---------- Records supplied

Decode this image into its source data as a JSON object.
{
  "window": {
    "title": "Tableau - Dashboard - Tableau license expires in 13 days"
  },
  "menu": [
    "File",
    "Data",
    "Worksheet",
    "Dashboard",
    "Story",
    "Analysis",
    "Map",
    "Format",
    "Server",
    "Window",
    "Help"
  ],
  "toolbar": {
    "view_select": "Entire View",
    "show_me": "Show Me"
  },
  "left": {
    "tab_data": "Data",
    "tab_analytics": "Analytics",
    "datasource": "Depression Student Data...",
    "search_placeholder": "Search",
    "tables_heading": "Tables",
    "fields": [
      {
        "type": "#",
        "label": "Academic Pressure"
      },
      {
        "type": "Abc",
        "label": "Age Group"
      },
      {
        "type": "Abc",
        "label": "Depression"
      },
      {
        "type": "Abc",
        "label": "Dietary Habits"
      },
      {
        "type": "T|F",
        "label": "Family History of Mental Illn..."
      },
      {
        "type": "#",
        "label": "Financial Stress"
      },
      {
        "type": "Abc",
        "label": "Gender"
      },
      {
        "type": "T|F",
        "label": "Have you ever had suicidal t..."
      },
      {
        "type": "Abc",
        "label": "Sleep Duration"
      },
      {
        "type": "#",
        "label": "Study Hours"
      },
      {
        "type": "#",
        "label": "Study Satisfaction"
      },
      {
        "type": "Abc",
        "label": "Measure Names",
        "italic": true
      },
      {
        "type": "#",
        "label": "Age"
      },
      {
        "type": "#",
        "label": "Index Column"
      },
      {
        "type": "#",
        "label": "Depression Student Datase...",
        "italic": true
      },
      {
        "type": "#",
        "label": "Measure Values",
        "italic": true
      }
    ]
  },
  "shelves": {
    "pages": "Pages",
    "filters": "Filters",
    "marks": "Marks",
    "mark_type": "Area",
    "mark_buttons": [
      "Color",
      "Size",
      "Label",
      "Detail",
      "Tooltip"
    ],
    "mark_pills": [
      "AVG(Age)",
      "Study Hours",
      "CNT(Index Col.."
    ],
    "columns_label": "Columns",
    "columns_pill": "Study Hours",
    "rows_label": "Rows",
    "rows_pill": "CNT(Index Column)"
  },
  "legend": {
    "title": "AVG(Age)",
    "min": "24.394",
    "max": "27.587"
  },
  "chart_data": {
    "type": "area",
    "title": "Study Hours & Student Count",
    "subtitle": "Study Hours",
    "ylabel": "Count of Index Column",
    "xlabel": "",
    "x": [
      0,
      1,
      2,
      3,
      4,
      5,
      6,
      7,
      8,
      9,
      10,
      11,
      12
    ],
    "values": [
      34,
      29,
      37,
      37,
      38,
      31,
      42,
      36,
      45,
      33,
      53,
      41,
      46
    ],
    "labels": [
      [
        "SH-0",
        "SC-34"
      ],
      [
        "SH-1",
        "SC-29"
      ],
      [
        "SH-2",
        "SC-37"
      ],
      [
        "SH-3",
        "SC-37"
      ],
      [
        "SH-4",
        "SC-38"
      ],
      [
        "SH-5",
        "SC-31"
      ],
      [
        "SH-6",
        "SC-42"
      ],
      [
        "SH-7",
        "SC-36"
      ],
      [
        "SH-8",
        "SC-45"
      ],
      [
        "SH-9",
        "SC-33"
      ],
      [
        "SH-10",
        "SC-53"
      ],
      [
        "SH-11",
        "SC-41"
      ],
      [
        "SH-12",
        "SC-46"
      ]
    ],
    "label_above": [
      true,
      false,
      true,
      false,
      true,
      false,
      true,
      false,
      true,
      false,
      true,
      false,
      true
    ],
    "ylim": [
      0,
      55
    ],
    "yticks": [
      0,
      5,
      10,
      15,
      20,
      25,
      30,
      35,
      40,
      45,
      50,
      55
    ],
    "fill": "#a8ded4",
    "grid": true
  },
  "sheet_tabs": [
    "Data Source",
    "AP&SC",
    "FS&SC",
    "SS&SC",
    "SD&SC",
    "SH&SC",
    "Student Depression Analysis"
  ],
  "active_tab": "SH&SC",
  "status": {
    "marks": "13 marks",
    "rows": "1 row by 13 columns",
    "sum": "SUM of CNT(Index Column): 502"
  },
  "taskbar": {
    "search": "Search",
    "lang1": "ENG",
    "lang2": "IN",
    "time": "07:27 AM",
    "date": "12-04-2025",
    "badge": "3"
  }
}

--------------------

*Given exercise*: Print the records once more, exactly as they were given.

*Answer for this exercise*:
Decode this image into its source data as a JSON object.
{
  "window": {
    "title": "Tableau - Dashboard - Tableau license expires in 13 days"
  },
  "menu": [
    "File",
    "Data",
    "Worksheet",
    "Dashboard",
    "Story",
    "Analysis",
    "Map",
    "Format",
    "Server",
    "Window",
    "Help"
  ],
  "toolbar": {
    "view_select": "Entire View",
    "show_me": "Show Me"
  },
  "left": {
    "tab_data": "Data",
    "tab_analytics": "Analytics",
    "datasource": "Depression Student Data...",
    "search_placeholder": "Search",
    "tables_heading": "Tables",
    "fields": [
      {
        "type": "#",
        "label": "Academic Pressure"
      },
      {
        "type": "Abc",
        "label": "Age Group"
      },
      {
        "type": "Abc",
        "label": "Depression"
      },
      {
        "type": "Abc",
        "label": "Dietary Habits"
      },
      {
        "type": "T|F",
        "label": "Family History of Mental Illn..."
      },
      {
        "type": "#",
        "label": "Financial Stress"
      },
      {
        "type": "Abc",
        "label": "Gender"
      },
      {
        "type": "T|F",
        "label": "Have you ever had suicidal t..."
      },
      {
        "type": "Abc",
        "label": "Sleep Duration"
      },
      {
        "type": "#",
        "label": "Study Hours"
      },
      {
        "type": "#",
        "label": "Study Satisfaction"
      },
      {
        "type": "Abc",
        "label": "Measure Names",
        "italic": true
      },
      {
        "type": "#",
        "label": "Age"
      },
      {
        "type": "#",
        "label": "Index Column"
      },
      {
        "type": "#",
        "label": "Depression Student Datase...",
        "italic": true
      },
      {
        "type": "#",
        "label": "Measure Values",
        "italic": true
      }
    ]
  },
  "shelves": {
    "pages": "Pages",
    "filters": "Filters",
    "marks": "Marks",
    "mark_type": "Area",
    "mark_buttons": [
      "Color",
      "Size",
      "Label",
      "Detail",
      "Tooltip"
    ],
    "mark_pills": [
      "AVG(Age)",
      "Study Hours",
      "CNT(Index Col.."
    ],
    "columns_label": "Columns",
    "columns_pill": "Study Hours",
    "rows_label": "Rows",
    "rows_pill": "CNT(Index Column)"
  },
  "legend": {
    "title": "AVG(Age)",
    "min": "24.394",
    "max": "27.587"
  },
  "chart_data": {
    "type": "area",
    "title": "Study Hours & Student Count",
    "subtitle": "Study Hours",
    "ylabel": "Count of Index Column",
    "xlabel": "",
    "x": [
      0,
      1,
      2,
      3,
      4,
      5,
      6,
      7,
      8,
      9,
      10,
      11,
      12
    ],
    "values": [
      34,
      29,
      37,
      37,
      38,
      31,
      42,
      36,
      45,
      33,
      53,
      41,
      46
    ],
    "labels": [
      [
        "SH-0",
        "SC-34"
      ],
      [
        "SH-1",
        "SC-29"
      ],
      [
        "SH-2",
        "SC-37"
      ],
      [
        "SH-3",
        "SC-37"
      ],
      [
        "SH-4",
        "SC-38"
      ],
      [
        "SH-5",
        "SC-31"
      ],
      [
        "SH-6",
        "SC-42"
      ],
      [
        "SH-7",
        "SC-36"
      ],
      [
        "SH-8",
        "SC-45"
      ],
      [
        "SH-9",
        "SC-33"
      ],
      [
        "SH-10",
        "SC-53"
      ],
      [
        "SH-11",
        "SC-41"
      ],
      [
        "SH-12",
        "SC-46"
      ]
    ],
    "label_above": [
      true,
      false,
      true,
      false,
      true,
      false,
      true,
      false,
      true,
      false,
      true,
      false,
      true
    ],
    "ylim": [
      0,
      55
    ],
    "yticks": [
      0,
      5,
      10,
      15,
      20,
      25,
      30,
      35,
      40,
      45,
      50,
      55
    ],
    "fill": "#a8ded4",
    "grid": true
  },
  "sheet_tabs": [
    "Data Source",
    "AP&SC",
    "FS&SC",
    "SS&SC",
    "SD&SC",
    "SH&SC",
    "Student Depression Analysis"
  ],
  "active_tab": "SH&SC",
  "status": {
    "marks": "13 marks",
    "rows": "1 row by 13 columns",
    "sum": "SUM of CNT(Index Column): 502"
  },
  "taskbar": {
    "search": "Search",
    "lang1": "ENG",
    "lang2": "IN",
    "time": "07:27 AM",
    "date": "12-04-2025",
    "badge": "3"
  }
}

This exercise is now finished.